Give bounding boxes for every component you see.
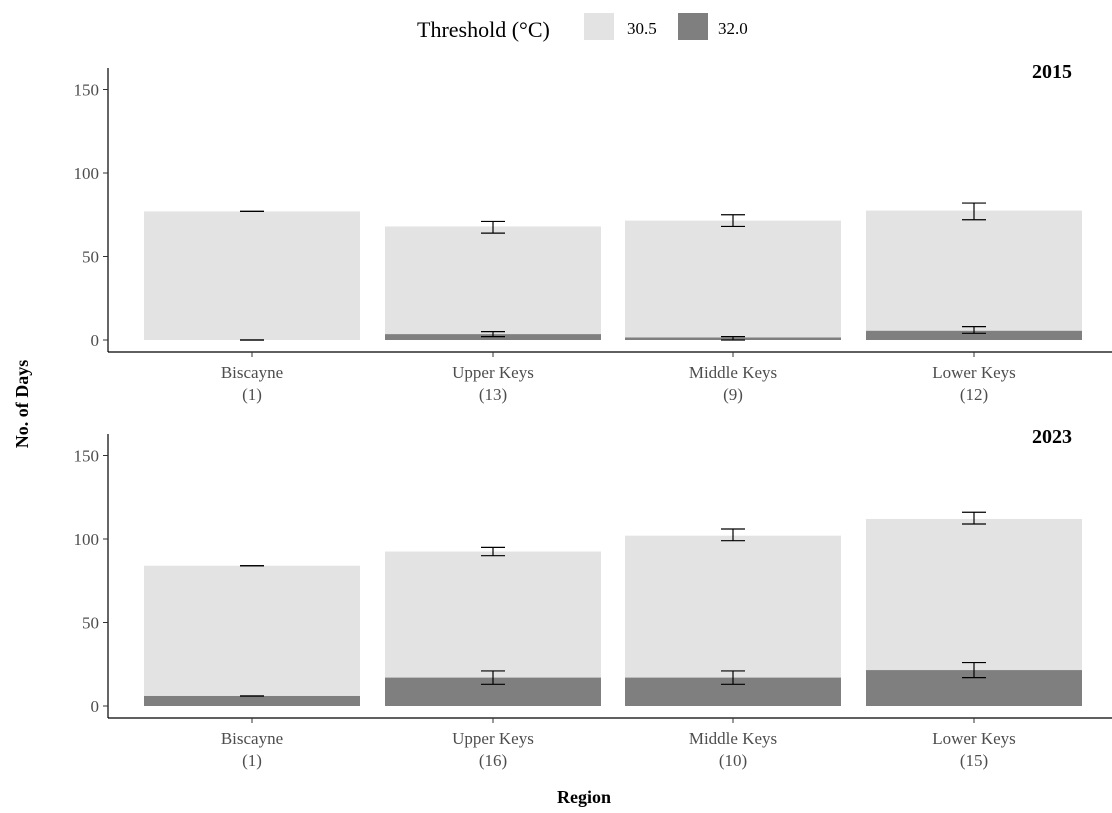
y-tick-label-2023-0: 0: [91, 697, 100, 716]
legend-key-32.0: [678, 13, 708, 40]
y-tick-label-2023-50: 50: [82, 614, 99, 633]
category-label-2015-2: Middle Keys: [689, 363, 777, 382]
bar-2023-32.0-biscayne: [144, 696, 360, 706]
bar-2015-30.5-upper-keys: [385, 226, 601, 340]
y-tick-label-2015-0: 0: [91, 331, 100, 350]
category-count-2023-0: (1): [242, 751, 262, 770]
category-label-2015-0: Biscayne: [221, 363, 283, 382]
category-count-2023-3: (15): [960, 751, 988, 770]
panel-2023: 0 50 100 150 Biscayne (1) Upper Keys (16) Middle…: [74, 426, 1112, 770]
legend-label-30.5: 30.5: [627, 19, 657, 38]
category-label-2023-2: Middle Keys: [689, 729, 777, 748]
category-label-2023-0: Biscayne: [221, 729, 283, 748]
legend-key-30.5: [584, 13, 614, 40]
y-axis-title: No. of Days: [12, 360, 32, 449]
y-tick-label-2023-150: 150: [74, 447, 100, 466]
bar-2015-30.5-biscayne: [144, 211, 360, 340]
legend: Threshold (°C) 30.5 32.0: [417, 13, 748, 42]
category-count-2015-1: (13): [479, 385, 507, 404]
category-count-2023-1: (16): [479, 751, 507, 770]
category-count-2015-0: (1): [242, 385, 262, 404]
category-count-2015-3: (12): [960, 385, 988, 404]
category-label-2015-3: Lower Keys: [932, 363, 1016, 382]
y-tick-label-2015-100: 100: [74, 164, 100, 183]
x-axis-title: Region: [557, 787, 611, 807]
panel-2015: 0 50 100 150 Biscayne (1) Upper Keys (13) Middle…: [74, 61, 1112, 404]
bar-2023-30.5-biscayne: [144, 566, 360, 706]
legend-title: Threshold (°C): [417, 17, 550, 42]
category-count-2023-2: (10): [719, 751, 747, 770]
bar-2015-30.5-lower-keys: [866, 211, 1082, 340]
panel-title-2015: 2015: [1032, 61, 1072, 83]
y-tick-label-2015-50: 50: [82, 248, 99, 267]
category-label-2015-1: Upper Keys: [452, 363, 534, 382]
category-label-2023-1: Upper Keys: [452, 729, 534, 748]
panel-title-2023: 2023: [1032, 426, 1072, 448]
bar-2015-30.5-middle-keys: [625, 221, 841, 340]
legend-label-32.0: 32.0: [718, 19, 748, 38]
y-tick-label-2023-100: 100: [74, 530, 100, 549]
y-tick-label-2015-150: 150: [74, 81, 100, 100]
category-count-2015-2: (9): [723, 385, 743, 404]
category-label-2023-3: Lower Keys: [932, 729, 1016, 748]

+++

Rewrite every line of the material above with "Region" replaced by "Area", changing nothing else, and leave out the pictures.

Give bounding boxes for every component you see.
y-tick-label-2023-0: 0: [91, 697, 100, 716]
legend-key-32.0: [678, 13, 708, 40]
y-tick-label-2023-50: 50: [82, 614, 99, 633]
category-label-2015-2: Middle Keys: [689, 363, 777, 382]
bar-2023-32.0-biscayne: [144, 696, 360, 706]
bar-2015-30.5-upper-keys: [385, 226, 601, 340]
y-tick-label-2015-0: 0: [91, 331, 100, 350]
category-count-2023-0: (1): [242, 751, 262, 770]
category-label-2015-0: Biscayne: [221, 363, 283, 382]
category-count-2023-3: (15): [960, 751, 988, 770]
panel-2023: 0 50 100 150 Biscayne (1) Upper Keys (16) Middle…: [74, 426, 1112, 770]
legend-label-30.5: 30.5: [627, 19, 657, 38]
category-label-2023-2: Middle Keys: [689, 729, 777, 748]
category-label-2023-0: Biscayne: [221, 729, 283, 748]
legend-key-30.5: [584, 13, 614, 40]
y-axis-title: No. of Days: [12, 360, 32, 449]
y-tick-label-2023-150: 150: [74, 447, 100, 466]
bar-2015-30.5-biscayne: [144, 211, 360, 340]
legend: Threshold (°C) 30.5 32.0: [417, 13, 748, 42]
category-count-2015-1: (13): [479, 385, 507, 404]
category-count-2023-1: (16): [479, 751, 507, 770]
category-count-2015-0: (1): [242, 385, 262, 404]
category-count-2015-3: (12): [960, 385, 988, 404]
category-label-2015-3: Lower Keys: [932, 363, 1016, 382]
y-tick-label-2015-100: 100: [74, 164, 100, 183]
x-axis-title: Area: [557, 787, 611, 807]
panel-2015: 0 50 100 150 Biscayne (1) Upper Keys (13) Middle…: [74, 61, 1112, 404]
bar-2023-30.5-biscayne: [144, 566, 360, 706]
legend-title: Threshold (°C): [417, 17, 550, 42]
category-count-2023-2: (10): [719, 751, 747, 770]
bar-2015-30.5-lower-keys: [866, 211, 1082, 340]
panel-title-2015: 2015: [1032, 61, 1072, 83]
y-tick-label-2015-50: 50: [82, 248, 99, 267]
category-label-2015-1: Upper Keys: [452, 363, 534, 382]
category-label-2023-1: Upper Keys: [452, 729, 534, 748]
panel-title-2023: 2023: [1032, 426, 1072, 448]
bar-2015-30.5-middle-keys: [625, 221, 841, 340]
legend-label-32.0: 32.0: [718, 19, 748, 38]
y-tick-label-2023-100: 100: [74, 530, 100, 549]
y-tick-label-2015-150: 150: [74, 81, 100, 100]
category-count-2015-2: (9): [723, 385, 743, 404]
category-label-2023-3: Lower Keys: [932, 729, 1016, 748]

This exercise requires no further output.